* Begin Given information *

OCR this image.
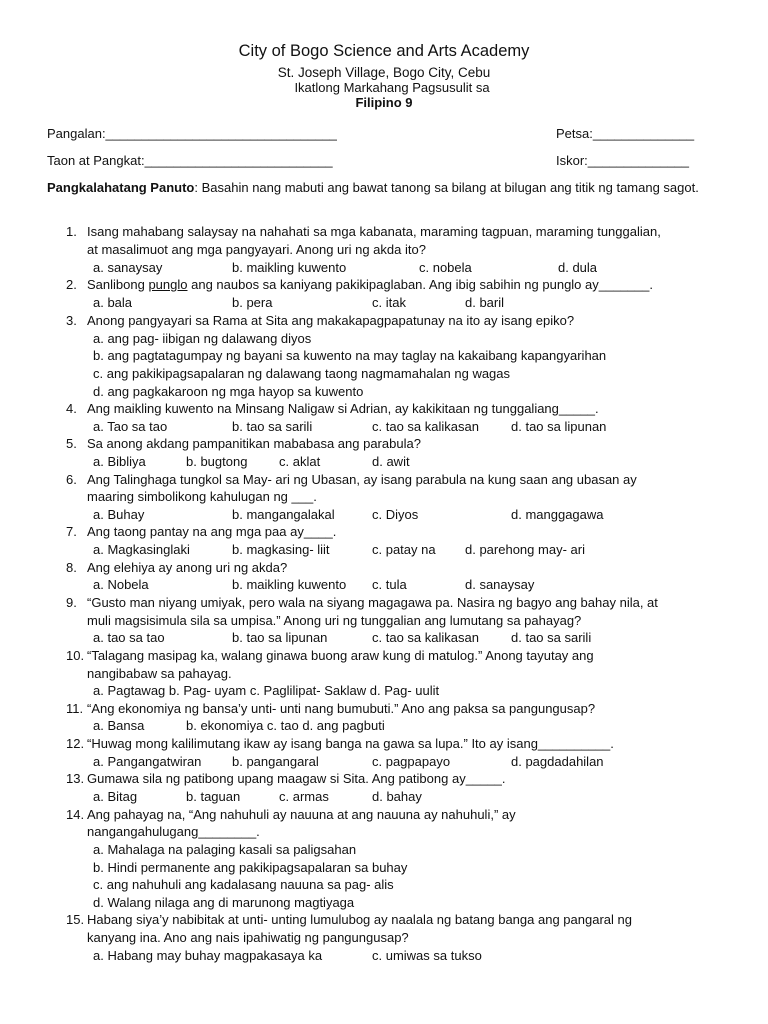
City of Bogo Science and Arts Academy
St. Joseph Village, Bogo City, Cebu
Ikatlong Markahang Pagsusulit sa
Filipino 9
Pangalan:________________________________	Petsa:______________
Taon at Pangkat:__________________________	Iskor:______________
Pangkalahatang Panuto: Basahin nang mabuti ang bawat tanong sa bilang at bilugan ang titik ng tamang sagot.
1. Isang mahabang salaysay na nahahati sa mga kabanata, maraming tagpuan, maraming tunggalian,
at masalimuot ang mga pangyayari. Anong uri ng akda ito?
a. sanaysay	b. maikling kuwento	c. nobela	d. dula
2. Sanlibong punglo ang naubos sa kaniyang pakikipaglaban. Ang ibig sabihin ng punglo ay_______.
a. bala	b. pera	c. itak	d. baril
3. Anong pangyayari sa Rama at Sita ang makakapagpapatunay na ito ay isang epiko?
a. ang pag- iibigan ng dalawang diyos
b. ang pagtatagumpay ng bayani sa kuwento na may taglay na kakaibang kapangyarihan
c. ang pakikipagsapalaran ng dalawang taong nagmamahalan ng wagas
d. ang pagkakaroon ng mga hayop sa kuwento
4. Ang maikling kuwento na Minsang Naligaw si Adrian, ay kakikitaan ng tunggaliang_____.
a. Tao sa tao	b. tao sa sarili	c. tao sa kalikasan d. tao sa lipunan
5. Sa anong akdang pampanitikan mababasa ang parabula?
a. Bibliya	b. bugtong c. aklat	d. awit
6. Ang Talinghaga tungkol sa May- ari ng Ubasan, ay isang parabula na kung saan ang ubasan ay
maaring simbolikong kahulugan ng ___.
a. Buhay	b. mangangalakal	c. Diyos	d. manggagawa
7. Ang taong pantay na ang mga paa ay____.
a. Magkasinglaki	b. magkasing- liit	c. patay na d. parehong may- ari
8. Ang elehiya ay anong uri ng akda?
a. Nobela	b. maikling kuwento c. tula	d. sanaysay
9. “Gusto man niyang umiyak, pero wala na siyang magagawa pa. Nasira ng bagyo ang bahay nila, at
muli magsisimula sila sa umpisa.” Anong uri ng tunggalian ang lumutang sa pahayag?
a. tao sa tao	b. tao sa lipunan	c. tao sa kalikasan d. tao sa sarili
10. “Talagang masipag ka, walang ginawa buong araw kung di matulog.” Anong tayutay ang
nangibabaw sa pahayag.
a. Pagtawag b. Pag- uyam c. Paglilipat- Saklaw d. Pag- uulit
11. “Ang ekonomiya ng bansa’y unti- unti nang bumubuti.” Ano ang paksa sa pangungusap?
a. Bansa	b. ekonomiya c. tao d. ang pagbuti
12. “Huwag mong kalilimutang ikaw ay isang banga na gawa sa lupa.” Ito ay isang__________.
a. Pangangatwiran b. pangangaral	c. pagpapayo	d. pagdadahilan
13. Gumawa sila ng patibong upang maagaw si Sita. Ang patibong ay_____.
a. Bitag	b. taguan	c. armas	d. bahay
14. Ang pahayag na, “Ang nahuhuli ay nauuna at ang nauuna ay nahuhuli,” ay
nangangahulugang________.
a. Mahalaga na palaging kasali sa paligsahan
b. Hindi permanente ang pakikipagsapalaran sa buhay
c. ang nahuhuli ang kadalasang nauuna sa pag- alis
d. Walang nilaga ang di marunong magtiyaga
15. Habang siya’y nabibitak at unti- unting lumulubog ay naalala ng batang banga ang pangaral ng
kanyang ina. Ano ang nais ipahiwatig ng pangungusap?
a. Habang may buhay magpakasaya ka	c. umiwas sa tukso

* End Given information *
* Begin Given information *

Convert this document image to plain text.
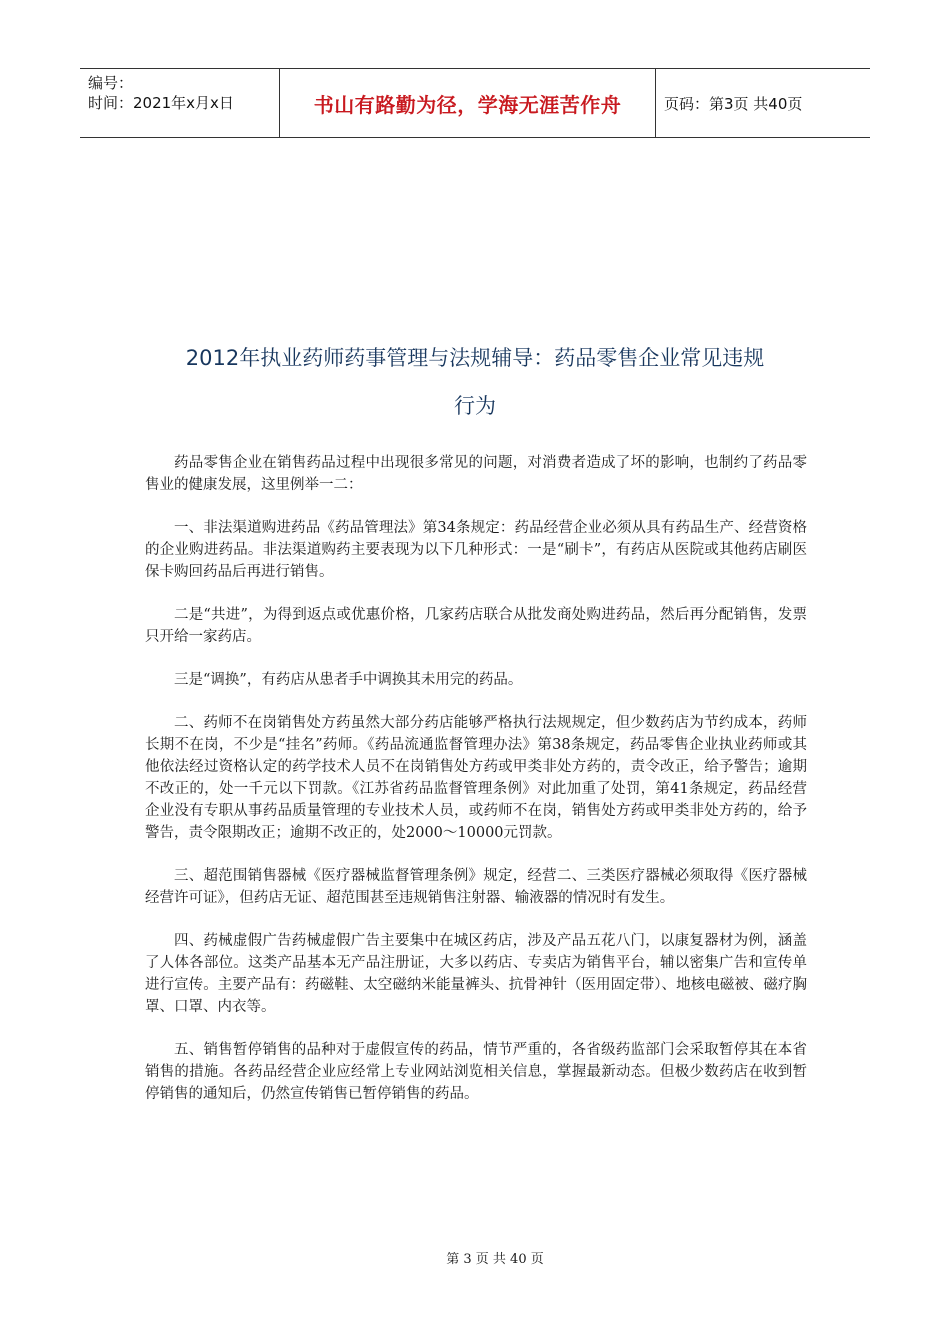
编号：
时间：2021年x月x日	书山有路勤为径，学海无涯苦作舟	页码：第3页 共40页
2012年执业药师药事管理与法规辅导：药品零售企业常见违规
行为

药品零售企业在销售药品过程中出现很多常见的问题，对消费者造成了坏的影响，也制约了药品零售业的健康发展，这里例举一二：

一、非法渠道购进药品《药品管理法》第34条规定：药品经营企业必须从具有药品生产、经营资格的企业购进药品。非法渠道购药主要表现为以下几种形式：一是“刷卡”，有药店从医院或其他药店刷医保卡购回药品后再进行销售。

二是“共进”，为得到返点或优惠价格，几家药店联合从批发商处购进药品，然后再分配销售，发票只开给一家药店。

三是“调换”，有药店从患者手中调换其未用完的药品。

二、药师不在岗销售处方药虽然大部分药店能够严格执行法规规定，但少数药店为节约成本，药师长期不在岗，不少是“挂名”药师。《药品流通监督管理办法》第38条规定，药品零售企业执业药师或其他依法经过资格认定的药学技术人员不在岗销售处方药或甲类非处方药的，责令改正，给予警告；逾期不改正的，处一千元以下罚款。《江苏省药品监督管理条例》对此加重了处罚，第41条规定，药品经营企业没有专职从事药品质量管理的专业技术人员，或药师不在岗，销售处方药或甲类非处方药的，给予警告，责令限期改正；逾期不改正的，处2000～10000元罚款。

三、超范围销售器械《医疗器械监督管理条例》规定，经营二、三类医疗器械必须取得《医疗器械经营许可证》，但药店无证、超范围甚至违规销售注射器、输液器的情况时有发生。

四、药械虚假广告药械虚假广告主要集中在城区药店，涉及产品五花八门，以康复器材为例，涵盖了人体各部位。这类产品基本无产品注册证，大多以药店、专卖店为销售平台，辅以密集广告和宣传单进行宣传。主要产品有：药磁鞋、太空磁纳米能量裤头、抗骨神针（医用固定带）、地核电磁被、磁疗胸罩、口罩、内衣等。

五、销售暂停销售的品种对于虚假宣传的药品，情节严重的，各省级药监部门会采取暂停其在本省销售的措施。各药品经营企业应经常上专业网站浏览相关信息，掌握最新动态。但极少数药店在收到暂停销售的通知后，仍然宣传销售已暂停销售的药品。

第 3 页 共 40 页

* End Given information *
* Begin Given information *

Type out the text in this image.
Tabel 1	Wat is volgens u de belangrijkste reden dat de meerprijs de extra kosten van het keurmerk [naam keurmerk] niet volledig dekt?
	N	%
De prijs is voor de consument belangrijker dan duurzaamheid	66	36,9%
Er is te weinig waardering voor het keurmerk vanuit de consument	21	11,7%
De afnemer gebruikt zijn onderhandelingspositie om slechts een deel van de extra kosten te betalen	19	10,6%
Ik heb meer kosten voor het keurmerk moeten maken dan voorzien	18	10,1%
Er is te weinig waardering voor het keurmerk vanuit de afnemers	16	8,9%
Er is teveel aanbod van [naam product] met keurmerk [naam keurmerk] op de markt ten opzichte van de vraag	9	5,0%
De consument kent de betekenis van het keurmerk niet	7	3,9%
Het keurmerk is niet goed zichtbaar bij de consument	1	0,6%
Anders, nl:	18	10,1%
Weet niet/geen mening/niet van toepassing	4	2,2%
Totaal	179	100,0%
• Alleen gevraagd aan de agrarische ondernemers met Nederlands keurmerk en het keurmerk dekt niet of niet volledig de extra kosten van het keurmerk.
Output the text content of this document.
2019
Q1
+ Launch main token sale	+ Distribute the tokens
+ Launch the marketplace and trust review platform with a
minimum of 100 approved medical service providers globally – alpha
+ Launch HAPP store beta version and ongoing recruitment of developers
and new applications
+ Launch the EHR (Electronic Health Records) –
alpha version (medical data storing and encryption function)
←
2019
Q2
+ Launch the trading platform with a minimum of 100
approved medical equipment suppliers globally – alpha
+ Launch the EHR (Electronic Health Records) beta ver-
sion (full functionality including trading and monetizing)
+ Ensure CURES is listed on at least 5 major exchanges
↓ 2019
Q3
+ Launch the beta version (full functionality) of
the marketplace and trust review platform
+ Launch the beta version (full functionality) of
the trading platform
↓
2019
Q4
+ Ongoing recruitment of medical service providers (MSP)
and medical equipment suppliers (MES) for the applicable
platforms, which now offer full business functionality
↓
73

* End Given information *

Find the string "Electronic" in the records, then copy each line where it occurs.

+ Launch the EHR (Electronic Health Records) –
+ Launch the EHR (Electronic Health Records) beta ver-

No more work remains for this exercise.